# Exercise 1
Name every book title given in the Howard Cannon biography.
# Exercise 2
According to the Howard Cannon biography, in what year did Cannon open Restaurant Consultants of America?
# Exercise 3
Write a continuation of the Howard Cannon biography that starts after its last sentence.

American author, motivational speaker

Howard Cannon (born July 29, 1964) is an American author, consultant, motivational speaker, and court-testifying expert witness in restaurant and bar matters nationwide. Cannon is the author of Restaurant Ridiculous: Slip and Fall Personal Injury Lawsuits (2025)', Restaurant OSHA Safety and Security: The Book of Restaurant Industry Standards and Best Practices (2016) and The Complete Idiot's Guide to Starting Your Own Restaurant (2011), among others. Cannon writes and speaks about restaurant safety, as well as the management and starting of restaurants and bars.

== Career ==
Cannon's restaurant career began with a dishwashing position as a teenager from which he worked his way up through various jobs in the restaurant industry until he started his own business.

In 1987, Cannon opened Restaurant Consultants of America, a private consulting firm and expert witness practice. He has spoken at restaurant industry events, culinary institutes, corporate events, universities, and high schools as an expert on the restaurant industry.

Excerpts from a dataset
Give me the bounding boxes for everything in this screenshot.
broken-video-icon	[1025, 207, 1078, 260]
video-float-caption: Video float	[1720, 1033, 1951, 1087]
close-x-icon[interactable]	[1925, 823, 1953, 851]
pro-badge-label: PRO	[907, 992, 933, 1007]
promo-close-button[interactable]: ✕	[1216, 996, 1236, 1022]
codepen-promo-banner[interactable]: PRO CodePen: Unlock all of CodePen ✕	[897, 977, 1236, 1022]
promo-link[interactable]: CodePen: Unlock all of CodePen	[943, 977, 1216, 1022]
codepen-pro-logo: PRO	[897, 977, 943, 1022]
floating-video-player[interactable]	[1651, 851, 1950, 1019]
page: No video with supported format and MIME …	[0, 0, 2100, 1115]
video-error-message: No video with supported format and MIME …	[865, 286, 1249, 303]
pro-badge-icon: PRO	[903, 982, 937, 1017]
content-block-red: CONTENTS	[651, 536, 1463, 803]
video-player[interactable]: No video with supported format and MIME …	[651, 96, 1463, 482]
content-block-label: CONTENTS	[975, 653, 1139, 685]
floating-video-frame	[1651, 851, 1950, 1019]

# Response 1
- Restaurant Ridiculous: Slip and Fall Personal Injury Lawsuits
- Restaurant OSHA Safety and Security: The Book of Restaurant Industry Standards and Best Practices
- The Complete Idiot's Guide to Starting Your Own Restaurant

# Response 2
1987

# Response 3
Cannon authored The Complete Idiot's Guide to Starting Your Own Restaurant, which was published by Alpha Books in 2001. That year he founded the Restaurant Operations Institute, a company that provides advice and services to independent restaurants.

Stretch Yourself – Getting Promoted was authored by Cannon and published in 2003 by Pearson Books. A second edition of his guidebook, The Complete Idiot's Guide to Starting a Restaurant, was published by Alpha Books in 2005.

Cannon is CEO of the firm Restaurant Expert Witness in Alabama, whose members testify and provide reports about food-related legal matters. In 2014, Cannon was called to testify in a court case as an expert on state restaurant law.

Cannon went on to literally write the book of OSHA standards in the Restaurant industry with his book Restaurant OSHA Safety and Security: The Book of Restaurant Industry Standards & Best Practices which was published in 2016.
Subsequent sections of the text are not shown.